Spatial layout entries
· · · · · · ·

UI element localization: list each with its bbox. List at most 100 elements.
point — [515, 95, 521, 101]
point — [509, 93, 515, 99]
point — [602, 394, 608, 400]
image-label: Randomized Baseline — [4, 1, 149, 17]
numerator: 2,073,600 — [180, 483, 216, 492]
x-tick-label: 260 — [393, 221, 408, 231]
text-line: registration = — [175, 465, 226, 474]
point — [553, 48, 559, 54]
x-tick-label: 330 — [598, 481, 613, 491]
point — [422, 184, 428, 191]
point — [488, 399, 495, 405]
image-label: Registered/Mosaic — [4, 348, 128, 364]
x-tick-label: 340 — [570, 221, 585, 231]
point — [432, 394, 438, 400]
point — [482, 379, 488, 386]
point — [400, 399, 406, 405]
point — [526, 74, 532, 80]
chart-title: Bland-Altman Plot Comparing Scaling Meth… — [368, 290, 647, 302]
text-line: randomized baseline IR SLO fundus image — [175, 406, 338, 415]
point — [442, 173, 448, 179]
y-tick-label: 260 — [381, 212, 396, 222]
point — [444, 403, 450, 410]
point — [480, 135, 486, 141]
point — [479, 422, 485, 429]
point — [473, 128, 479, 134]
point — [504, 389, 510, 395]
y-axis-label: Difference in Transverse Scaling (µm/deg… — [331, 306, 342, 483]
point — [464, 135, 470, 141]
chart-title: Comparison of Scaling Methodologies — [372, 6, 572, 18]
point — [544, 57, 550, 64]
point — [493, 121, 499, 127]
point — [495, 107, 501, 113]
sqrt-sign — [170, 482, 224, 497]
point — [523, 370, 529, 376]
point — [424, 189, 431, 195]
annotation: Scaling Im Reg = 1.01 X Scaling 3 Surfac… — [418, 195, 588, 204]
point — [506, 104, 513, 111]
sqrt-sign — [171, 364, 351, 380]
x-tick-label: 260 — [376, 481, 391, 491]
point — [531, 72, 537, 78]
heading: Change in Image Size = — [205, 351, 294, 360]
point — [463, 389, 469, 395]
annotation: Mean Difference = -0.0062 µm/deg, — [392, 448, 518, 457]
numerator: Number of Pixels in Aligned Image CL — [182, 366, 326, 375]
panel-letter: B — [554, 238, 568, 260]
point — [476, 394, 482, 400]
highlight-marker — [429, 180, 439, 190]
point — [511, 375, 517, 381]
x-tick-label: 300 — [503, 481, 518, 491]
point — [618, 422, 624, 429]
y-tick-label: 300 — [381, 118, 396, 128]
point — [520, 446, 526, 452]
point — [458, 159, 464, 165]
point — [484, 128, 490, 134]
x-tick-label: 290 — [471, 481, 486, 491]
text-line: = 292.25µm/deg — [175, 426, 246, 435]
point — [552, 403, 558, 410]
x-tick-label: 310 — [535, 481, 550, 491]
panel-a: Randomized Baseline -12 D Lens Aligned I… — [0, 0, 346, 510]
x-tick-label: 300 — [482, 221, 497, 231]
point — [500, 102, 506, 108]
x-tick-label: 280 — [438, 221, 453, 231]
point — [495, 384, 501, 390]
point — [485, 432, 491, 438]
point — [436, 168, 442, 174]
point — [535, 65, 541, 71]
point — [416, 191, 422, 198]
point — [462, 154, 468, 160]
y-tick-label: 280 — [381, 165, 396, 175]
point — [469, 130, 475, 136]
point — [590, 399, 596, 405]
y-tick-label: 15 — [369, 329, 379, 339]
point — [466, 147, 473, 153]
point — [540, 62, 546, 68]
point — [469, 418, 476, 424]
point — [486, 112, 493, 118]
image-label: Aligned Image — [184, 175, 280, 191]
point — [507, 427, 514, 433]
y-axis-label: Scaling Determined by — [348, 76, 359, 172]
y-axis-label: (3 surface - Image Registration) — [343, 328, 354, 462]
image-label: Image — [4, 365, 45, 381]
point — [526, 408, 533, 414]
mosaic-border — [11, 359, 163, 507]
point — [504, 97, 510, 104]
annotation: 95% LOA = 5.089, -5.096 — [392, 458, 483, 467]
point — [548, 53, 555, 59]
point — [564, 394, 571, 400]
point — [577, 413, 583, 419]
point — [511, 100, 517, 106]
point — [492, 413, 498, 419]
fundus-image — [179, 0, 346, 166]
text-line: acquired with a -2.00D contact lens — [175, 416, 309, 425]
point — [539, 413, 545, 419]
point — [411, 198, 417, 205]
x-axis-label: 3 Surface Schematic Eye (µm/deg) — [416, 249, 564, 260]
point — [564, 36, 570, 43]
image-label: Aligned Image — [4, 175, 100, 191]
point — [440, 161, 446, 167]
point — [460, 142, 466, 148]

· · · · · · ·

Copy out the lines above word for word, keeping every line.

UI element localization: list each with its bbox. List at most 100 elements.
point — [515, 95, 521, 101]
point — [509, 93, 515, 99]
point — [602, 394, 608, 400]
image-label: Randomized Baseline — [4, 1, 149, 17]
numerator: 2,073,600 — [180, 483, 216, 492]
x-tick-label: 260 — [393, 221, 408, 231]
text-line: registration = — [175, 465, 226, 474]
point — [553, 48, 559, 54]
x-tick-label: 330 — [598, 481, 613, 491]
point — [422, 184, 428, 191]
point — [488, 399, 495, 405]
image-label: Registered/Mosaic — [4, 348, 128, 364]
x-tick-label: 340 — [570, 221, 585, 231]
point — [432, 394, 438, 400]
point — [482, 379, 488, 386]
point — [400, 399, 406, 405]
point — [526, 74, 532, 80]
chart-title: Bland-Altman Plot Comparing Scaling Meth… — [368, 290, 647, 302]
text-line: randomized baseline IR SLO fundus image — [175, 406, 338, 415]
point — [442, 173, 448, 179]
y-tick-label: 260 — [381, 212, 396, 222]
point — [444, 403, 450, 410]
point — [480, 135, 486, 141]
point — [479, 422, 485, 429]
point — [473, 128, 479, 134]
point — [504, 389, 510, 395]
y-axis-label: Difference in Transverse Scaling (µm/deg… — [331, 306, 342, 483]
point — [464, 135, 470, 141]
chart-title: Comparison of Scaling Methodologies — [372, 6, 572, 18]
point — [544, 57, 550, 64]
point — [493, 121, 499, 127]
point — [495, 107, 501, 113]
sqrt-sign — [170, 482, 224, 497]
point — [523, 370, 529, 376]
point — [424, 189, 431, 195]
annotation: Scaling Im Reg = 1.01 X Scaling 3 Surfac… — [418, 195, 588, 204]
point — [506, 104, 513, 111]
sqrt-sign — [171, 364, 351, 380]
x-tick-label: 260 — [376, 481, 391, 491]
point — [531, 72, 537, 78]
heading: Change in Image Size = — [205, 351, 294, 360]
point — [463, 389, 469, 395]
annotation: Mean Difference = -0.0062 µm/deg, — [392, 448, 518, 457]
numerator: Number of Pixels in Aligned Image CL — [182, 366, 326, 375]
panel-letter: B — [554, 238, 568, 260]
point — [476, 394, 482, 400]
highlight-marker — [429, 180, 439, 190]
point — [511, 375, 517, 381]
x-tick-label: 300 — [503, 481, 518, 491]
point — [618, 422, 624, 429]
y-tick-label: 300 — [381, 118, 396, 128]
point — [520, 446, 526, 452]
point — [458, 159, 464, 165]
point — [484, 128, 490, 134]
x-tick-label: 290 — [471, 481, 486, 491]
text-line: = 292.25µm/deg — [175, 426, 246, 435]
point — [552, 403, 558, 410]
x-tick-label: 310 — [535, 481, 550, 491]
panel-a: Randomized Baseline -12 D Lens Aligned I… — [0, 0, 346, 510]
x-tick-label: 300 — [482, 221, 497, 231]
point — [500, 102, 506, 108]
x-tick-label: 280 — [438, 221, 453, 231]
point — [495, 384, 501, 390]
point — [485, 432, 491, 438]
point — [436, 168, 442, 174]
point — [535, 65, 541, 71]
point — [416, 191, 422, 198]
point — [462, 154, 468, 160]
y-tick-label: 280 — [381, 165, 396, 175]
point — [469, 130, 475, 136]
point — [590, 399, 596, 405]
y-tick-label: 15 — [369, 329, 379, 339]
point — [466, 147, 473, 153]
point — [540, 62, 546, 68]
point — [469, 418, 476, 424]
point — [486, 112, 493, 118]
image-label: Aligned Image — [184, 175, 280, 191]
point — [507, 427, 514, 433]
y-axis-label: Scaling Determined by — [348, 76, 359, 172]
y-axis-label: (3 surface - Image Registration) — [343, 328, 354, 462]
image-label: Image — [4, 365, 45, 381]
point — [526, 408, 533, 414]
mosaic-border — [11, 359, 163, 507]
point — [504, 97, 510, 104]
annotation: 95% LOA = 5.089, -5.096 — [392, 458, 483, 467]
point — [548, 53, 555, 59]
point — [564, 394, 571, 400]
point — [577, 413, 583, 419]
point — [511, 100, 517, 106]
point — [492, 413, 498, 419]
fundus-image — [179, 0, 346, 166]
text-line: acquired with a -2.00D contact lens — [175, 416, 309, 425]
point — [539, 413, 545, 419]
point — [411, 198, 417, 205]
x-axis-label: 3 Surface Schematic Eye (µm/deg) — [416, 249, 564, 260]
point — [564, 36, 570, 43]
image-label: Aligned Image — [4, 175, 100, 191]
point — [440, 161, 446, 167]
point — [460, 142, 466, 148]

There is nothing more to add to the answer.